## Stated goal
Determine the number of lines in the listing below where the string "title" occurs; answer with the number alone.

************

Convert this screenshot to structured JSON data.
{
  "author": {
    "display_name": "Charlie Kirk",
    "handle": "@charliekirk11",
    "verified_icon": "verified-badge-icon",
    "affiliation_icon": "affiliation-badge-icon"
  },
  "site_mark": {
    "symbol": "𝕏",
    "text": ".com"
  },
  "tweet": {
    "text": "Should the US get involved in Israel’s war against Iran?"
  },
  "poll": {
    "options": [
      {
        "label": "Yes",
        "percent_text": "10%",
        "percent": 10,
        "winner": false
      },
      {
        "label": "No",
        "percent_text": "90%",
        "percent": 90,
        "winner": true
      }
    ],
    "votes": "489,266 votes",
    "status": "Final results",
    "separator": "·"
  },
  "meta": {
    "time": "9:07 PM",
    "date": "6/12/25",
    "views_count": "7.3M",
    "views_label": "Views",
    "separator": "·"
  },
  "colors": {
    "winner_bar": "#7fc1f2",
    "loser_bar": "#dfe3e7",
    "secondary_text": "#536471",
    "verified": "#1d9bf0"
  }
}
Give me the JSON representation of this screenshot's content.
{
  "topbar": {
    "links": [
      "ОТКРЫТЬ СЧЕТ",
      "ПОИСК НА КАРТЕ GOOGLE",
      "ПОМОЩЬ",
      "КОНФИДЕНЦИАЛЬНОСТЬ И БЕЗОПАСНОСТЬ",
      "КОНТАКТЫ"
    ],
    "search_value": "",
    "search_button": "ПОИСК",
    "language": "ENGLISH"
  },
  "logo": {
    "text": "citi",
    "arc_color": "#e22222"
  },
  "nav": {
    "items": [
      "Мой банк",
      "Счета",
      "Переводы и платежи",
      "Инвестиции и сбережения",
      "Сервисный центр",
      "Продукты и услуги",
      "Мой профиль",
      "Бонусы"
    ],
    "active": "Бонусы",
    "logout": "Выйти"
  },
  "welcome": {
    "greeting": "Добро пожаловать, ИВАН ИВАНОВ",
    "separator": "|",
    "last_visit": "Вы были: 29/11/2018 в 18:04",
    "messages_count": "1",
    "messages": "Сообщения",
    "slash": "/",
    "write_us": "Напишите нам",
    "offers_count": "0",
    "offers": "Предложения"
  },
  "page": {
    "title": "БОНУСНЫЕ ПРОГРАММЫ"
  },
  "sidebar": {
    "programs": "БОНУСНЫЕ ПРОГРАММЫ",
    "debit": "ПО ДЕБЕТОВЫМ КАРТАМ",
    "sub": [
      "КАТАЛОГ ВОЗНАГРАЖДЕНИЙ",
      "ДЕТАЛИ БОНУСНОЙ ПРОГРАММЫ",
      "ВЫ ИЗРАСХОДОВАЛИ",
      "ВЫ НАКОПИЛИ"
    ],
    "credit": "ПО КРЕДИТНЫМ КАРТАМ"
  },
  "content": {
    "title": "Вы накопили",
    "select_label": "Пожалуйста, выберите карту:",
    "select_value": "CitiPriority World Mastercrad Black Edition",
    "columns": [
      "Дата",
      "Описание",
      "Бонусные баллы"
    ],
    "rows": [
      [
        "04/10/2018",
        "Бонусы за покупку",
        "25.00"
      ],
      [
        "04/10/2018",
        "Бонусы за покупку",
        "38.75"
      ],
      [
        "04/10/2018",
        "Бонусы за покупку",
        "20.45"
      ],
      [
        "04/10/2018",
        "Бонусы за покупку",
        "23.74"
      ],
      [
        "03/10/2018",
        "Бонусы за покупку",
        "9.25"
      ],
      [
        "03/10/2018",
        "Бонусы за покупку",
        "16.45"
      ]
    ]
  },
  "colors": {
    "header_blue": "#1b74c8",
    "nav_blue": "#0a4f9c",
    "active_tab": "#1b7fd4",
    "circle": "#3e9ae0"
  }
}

************

## Exercise solution
2